▸ **WHAT THE TASK REQUIRES**
Search the data for the word "with" and copy every line where it occurs.

▸ **Collected data entries**
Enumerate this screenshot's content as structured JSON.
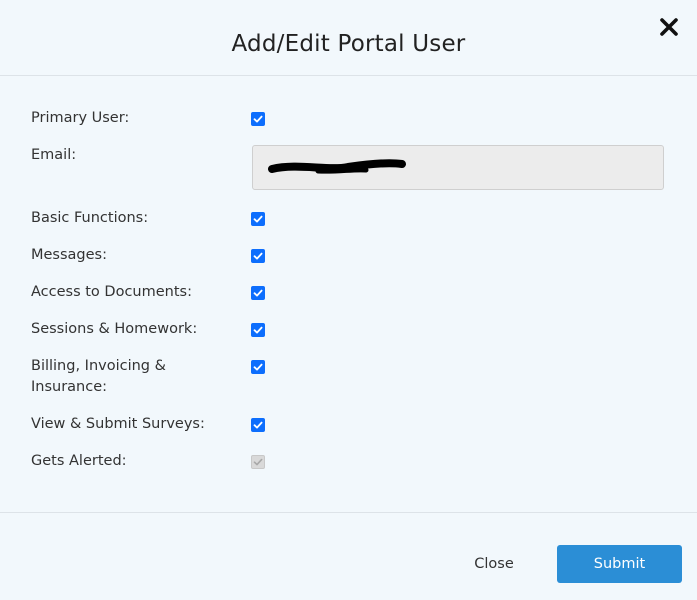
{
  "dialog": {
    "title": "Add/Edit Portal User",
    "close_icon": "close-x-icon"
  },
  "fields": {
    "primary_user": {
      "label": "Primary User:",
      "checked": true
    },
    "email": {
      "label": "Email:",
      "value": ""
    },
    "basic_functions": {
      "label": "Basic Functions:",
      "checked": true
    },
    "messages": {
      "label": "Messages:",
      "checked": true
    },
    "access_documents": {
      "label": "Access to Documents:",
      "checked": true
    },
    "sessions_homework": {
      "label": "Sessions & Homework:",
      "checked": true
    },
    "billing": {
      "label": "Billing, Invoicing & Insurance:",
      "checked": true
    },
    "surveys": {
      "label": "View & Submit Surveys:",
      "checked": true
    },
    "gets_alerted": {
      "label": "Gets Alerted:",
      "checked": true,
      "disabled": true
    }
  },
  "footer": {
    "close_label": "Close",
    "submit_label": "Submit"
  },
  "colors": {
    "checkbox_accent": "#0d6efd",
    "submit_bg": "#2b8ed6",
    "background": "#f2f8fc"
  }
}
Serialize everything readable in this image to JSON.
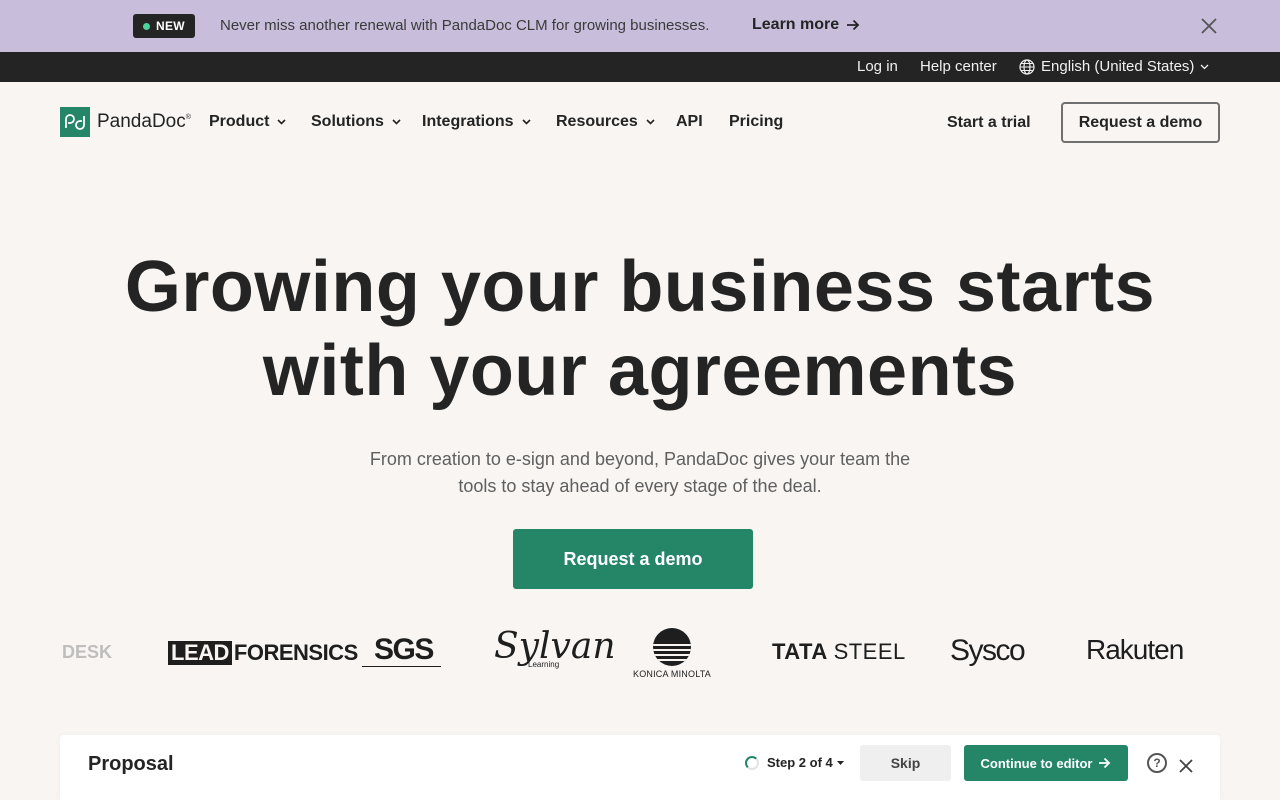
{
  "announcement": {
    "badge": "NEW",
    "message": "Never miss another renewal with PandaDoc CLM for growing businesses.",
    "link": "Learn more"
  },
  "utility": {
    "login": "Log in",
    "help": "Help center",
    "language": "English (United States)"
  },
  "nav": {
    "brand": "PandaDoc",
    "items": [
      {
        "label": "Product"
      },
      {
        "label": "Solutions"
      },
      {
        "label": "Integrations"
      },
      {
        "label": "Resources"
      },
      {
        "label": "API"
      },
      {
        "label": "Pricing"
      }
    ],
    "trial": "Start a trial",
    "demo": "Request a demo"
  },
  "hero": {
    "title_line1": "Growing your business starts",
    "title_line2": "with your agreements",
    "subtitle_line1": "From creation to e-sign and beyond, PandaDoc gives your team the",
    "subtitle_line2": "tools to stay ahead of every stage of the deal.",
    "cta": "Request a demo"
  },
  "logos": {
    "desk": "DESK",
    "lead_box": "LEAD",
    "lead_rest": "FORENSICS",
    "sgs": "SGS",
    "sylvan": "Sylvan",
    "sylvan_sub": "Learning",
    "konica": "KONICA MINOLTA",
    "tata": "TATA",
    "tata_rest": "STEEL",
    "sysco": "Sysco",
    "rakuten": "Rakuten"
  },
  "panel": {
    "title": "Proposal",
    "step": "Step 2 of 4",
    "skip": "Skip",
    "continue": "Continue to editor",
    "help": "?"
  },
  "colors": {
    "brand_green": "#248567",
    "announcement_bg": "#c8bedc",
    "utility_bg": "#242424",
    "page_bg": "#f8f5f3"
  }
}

...

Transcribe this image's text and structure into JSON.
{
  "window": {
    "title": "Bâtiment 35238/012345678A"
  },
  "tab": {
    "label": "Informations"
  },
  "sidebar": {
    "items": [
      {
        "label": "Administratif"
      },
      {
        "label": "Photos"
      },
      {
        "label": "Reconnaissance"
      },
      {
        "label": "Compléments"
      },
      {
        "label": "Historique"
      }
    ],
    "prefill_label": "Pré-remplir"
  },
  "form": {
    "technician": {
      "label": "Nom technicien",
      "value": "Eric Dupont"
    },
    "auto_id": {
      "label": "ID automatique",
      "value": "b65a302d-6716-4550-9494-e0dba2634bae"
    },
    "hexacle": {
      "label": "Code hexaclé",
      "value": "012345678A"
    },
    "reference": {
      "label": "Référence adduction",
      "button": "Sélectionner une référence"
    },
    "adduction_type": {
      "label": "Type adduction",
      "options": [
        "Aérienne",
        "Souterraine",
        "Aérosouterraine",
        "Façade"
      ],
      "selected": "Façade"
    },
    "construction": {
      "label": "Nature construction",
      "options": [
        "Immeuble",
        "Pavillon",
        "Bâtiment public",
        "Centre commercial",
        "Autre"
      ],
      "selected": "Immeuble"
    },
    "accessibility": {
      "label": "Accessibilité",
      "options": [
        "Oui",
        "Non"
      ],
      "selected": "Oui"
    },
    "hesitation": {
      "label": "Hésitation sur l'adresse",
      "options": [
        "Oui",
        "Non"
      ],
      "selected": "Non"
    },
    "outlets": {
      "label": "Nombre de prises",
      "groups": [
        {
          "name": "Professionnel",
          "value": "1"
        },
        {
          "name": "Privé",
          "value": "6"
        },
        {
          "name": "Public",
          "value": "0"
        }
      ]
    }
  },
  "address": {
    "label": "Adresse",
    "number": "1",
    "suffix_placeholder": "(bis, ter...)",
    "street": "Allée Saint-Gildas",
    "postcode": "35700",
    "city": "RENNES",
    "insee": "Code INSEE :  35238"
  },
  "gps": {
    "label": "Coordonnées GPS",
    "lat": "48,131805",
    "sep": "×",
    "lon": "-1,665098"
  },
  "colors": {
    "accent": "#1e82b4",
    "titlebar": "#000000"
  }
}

▸ **SOLUTION**
    "message": "Never miss another renewal with PandaDoc CLM for growing businesses.",
    "title_line2": "with your agreements",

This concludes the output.